>> start DATASET ROWS
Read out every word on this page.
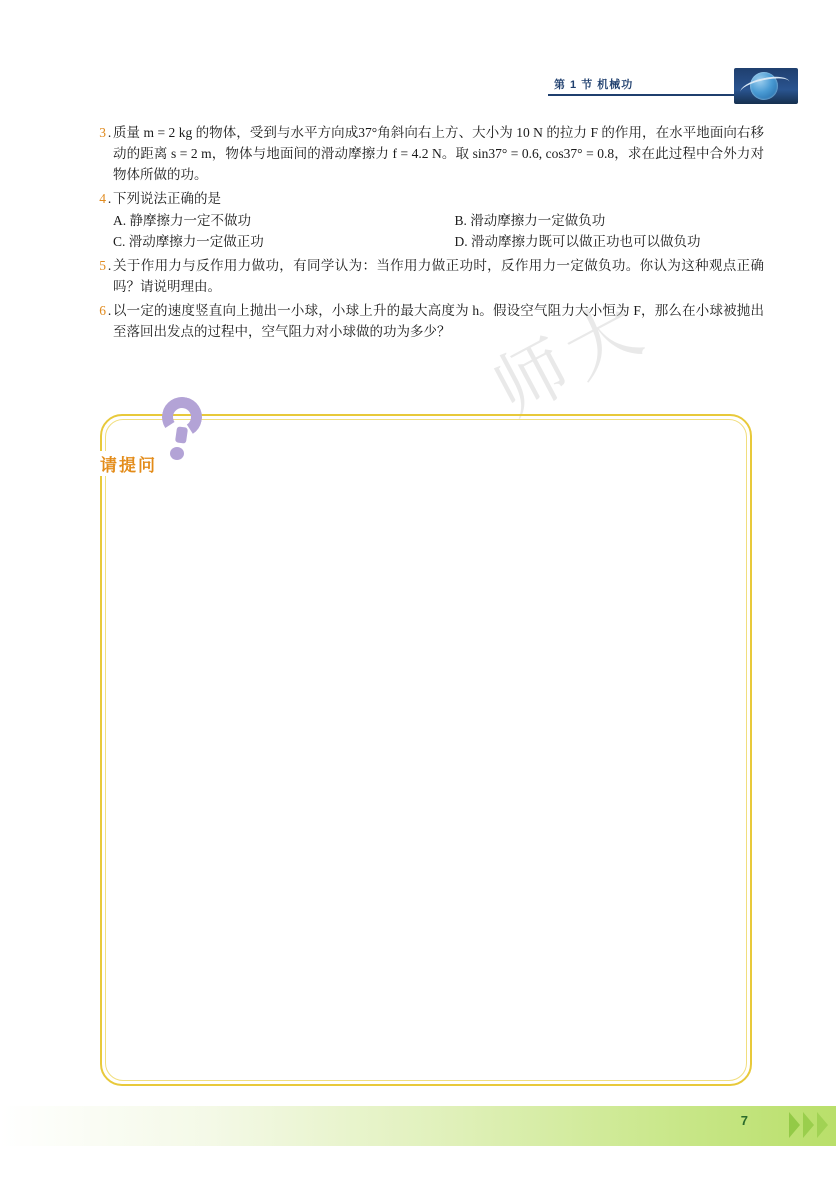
第 1 节 机械功
师大
3 . 质量 m = 2 kg 的物体，受到与水平方向成37°角斜向右上方、大小为 10 N 的拉力 F 的作用，在水平地面向右移动的距离 s = 2 m，物体与地面间的滑动摩擦力 f = 4.2 N。取 sin37° = 0.6, cos37° = 0.8，求在此过程中合外力对物体所做的功。
4 . 下列说法正确的是
A. 静摩擦力一定不做功	B. 滑动摩擦力一定做负功
C. 滑动摩擦力一定做正功	D. 滑动摩擦力既可以做正功也可以做负功
5 . 关于作用力与反作用力做功，有同学认为：当作用力做正功时，反作用力一定做负功。你认为这种观点正确吗？请说明理由。
6 . 以一定的速度竖直向上抛出一小球，小球上升的最大高度为 h。假设空气阻力大小恒为 F，那么在小球被抛出至落回出发点的过程中，空气阻力对小球做的功为多少？
请提问
7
>> end DATASET ROWS
Every line above should be returned word for word, with the pictures left behind.

■ **TASK RESULT**
Read out every word on this page.
第 1 节 机械功
师大
3 . 质量 m = 2 kg 的物体，受到与水平方向成37°角斜向右上方、大小为 10 N 的拉力 F 的作用，在水平地面向右移动的距离 s = 2 m，物体与地面间的滑动摩擦力 f = 4.2 N。取 sin37° = 0.6, cos37° = 0.8，求在此过程中合外力对物体所做的功。
4 . 下列说法正确的是
A. 静摩擦力一定不做功	B. 滑动摩擦力一定做负功
C. 滑动摩擦力一定做正功	D. 滑动摩擦力既可以做正功也可以做负功
5 . 关于作用力与反作用力做功，有同学认为：当作用力做正功时，反作用力一定做负功。你认为这种观点正确吗？请说明理由。
6 . 以一定的速度竖直向上抛出一小球，小球上升的最大高度为 h。假设空气阻力大小恒为 F，那么在小球被抛出至落回出发点的过程中，空气阻力对小球做的功为多少？
请提问
7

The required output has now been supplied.